> DESCRIPTION OF THE TASK: State how many lines of the records contain the string "folder", and give no other information.

[Items from a data source]
_ _ _ _

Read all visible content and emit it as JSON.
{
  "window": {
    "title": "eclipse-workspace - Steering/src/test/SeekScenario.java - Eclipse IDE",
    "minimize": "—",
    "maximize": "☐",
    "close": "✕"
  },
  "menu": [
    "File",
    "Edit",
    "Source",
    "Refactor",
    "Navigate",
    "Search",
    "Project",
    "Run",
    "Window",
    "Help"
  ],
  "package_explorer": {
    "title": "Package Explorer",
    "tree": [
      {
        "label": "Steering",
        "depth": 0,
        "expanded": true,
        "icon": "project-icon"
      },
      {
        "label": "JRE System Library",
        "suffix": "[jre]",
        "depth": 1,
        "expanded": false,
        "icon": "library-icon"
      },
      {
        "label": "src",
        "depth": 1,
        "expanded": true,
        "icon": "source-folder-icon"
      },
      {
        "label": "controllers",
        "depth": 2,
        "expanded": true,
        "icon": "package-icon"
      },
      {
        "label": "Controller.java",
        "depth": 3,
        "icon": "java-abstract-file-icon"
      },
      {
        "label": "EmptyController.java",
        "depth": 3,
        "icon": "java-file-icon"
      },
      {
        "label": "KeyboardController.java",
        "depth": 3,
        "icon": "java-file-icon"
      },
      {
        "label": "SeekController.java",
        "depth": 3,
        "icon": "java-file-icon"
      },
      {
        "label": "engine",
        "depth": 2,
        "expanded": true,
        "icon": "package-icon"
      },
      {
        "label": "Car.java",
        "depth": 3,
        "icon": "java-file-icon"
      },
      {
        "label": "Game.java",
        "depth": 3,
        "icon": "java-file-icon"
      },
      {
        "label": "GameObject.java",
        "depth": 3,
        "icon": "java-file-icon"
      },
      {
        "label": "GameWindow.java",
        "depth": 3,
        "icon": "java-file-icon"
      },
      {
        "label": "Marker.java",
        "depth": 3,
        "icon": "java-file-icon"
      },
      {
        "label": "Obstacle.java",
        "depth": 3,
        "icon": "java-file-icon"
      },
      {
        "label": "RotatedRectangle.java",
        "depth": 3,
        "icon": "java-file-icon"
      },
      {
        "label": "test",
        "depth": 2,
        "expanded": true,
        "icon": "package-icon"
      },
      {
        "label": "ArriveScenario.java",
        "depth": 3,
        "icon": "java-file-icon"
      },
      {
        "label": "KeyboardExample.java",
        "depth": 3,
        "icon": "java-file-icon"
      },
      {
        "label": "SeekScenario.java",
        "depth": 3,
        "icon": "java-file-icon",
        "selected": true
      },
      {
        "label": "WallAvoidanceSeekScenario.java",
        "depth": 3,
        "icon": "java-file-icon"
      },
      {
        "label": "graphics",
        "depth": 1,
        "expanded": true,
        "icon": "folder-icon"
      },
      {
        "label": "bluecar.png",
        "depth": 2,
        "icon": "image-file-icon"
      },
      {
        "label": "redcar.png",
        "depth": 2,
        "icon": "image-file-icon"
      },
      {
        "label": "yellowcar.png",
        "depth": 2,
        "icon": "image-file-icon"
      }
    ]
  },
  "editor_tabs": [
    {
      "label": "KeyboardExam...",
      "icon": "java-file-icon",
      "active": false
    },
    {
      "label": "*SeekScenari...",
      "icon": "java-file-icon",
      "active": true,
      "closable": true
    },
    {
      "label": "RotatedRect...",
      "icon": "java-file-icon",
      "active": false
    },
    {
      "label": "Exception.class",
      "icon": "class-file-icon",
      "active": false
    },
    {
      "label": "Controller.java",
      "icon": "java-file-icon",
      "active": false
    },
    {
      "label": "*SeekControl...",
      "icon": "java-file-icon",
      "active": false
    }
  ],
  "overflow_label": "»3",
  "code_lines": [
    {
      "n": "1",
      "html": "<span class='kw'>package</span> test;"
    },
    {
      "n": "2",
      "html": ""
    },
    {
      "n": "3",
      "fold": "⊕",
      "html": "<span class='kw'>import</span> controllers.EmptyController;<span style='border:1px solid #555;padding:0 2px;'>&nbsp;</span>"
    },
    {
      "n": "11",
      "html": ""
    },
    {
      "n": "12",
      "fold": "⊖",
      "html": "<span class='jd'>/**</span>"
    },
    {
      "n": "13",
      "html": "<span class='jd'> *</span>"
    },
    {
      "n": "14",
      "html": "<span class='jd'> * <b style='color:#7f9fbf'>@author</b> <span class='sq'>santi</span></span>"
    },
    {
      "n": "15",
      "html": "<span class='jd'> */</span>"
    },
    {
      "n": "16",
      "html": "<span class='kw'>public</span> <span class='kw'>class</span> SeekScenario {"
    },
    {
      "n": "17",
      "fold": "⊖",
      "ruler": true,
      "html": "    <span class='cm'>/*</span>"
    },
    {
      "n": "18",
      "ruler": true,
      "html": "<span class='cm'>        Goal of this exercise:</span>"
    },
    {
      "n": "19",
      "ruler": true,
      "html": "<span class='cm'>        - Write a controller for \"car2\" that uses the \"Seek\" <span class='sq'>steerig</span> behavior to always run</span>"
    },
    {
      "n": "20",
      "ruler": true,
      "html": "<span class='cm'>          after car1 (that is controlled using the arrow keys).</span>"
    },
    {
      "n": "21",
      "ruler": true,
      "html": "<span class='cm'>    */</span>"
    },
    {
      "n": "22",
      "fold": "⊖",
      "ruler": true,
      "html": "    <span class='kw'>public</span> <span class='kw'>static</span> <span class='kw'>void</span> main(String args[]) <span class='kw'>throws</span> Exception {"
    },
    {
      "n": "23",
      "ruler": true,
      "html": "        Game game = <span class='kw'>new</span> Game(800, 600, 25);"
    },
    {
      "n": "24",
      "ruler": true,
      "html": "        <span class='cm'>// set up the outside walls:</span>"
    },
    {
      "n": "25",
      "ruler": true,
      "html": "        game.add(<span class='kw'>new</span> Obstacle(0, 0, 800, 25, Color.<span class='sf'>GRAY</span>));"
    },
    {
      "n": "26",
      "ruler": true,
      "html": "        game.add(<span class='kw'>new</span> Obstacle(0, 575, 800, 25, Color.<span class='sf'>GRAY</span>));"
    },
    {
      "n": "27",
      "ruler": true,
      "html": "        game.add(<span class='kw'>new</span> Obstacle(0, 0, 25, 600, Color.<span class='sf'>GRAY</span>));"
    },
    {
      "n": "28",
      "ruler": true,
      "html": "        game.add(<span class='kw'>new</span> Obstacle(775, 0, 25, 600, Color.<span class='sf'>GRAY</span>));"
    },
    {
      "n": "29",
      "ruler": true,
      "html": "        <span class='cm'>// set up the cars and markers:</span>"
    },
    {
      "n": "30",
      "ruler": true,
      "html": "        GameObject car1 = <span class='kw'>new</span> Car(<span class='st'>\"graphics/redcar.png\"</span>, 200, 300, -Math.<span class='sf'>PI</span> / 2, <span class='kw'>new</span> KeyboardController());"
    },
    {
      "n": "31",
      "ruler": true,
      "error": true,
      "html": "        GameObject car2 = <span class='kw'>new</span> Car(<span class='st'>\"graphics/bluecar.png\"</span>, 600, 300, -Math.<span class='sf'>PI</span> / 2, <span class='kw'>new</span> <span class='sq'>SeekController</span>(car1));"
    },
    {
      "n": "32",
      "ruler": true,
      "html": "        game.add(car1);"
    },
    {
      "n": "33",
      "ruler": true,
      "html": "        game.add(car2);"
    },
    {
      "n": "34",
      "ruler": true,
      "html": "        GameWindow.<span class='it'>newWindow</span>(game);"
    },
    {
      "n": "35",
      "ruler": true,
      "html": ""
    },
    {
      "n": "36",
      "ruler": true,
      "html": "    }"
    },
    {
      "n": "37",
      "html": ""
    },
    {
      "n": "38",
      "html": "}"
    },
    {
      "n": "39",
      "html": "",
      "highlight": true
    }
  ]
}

_ _ _ _

> RESPONSE FOR THIS EXERCISE: 2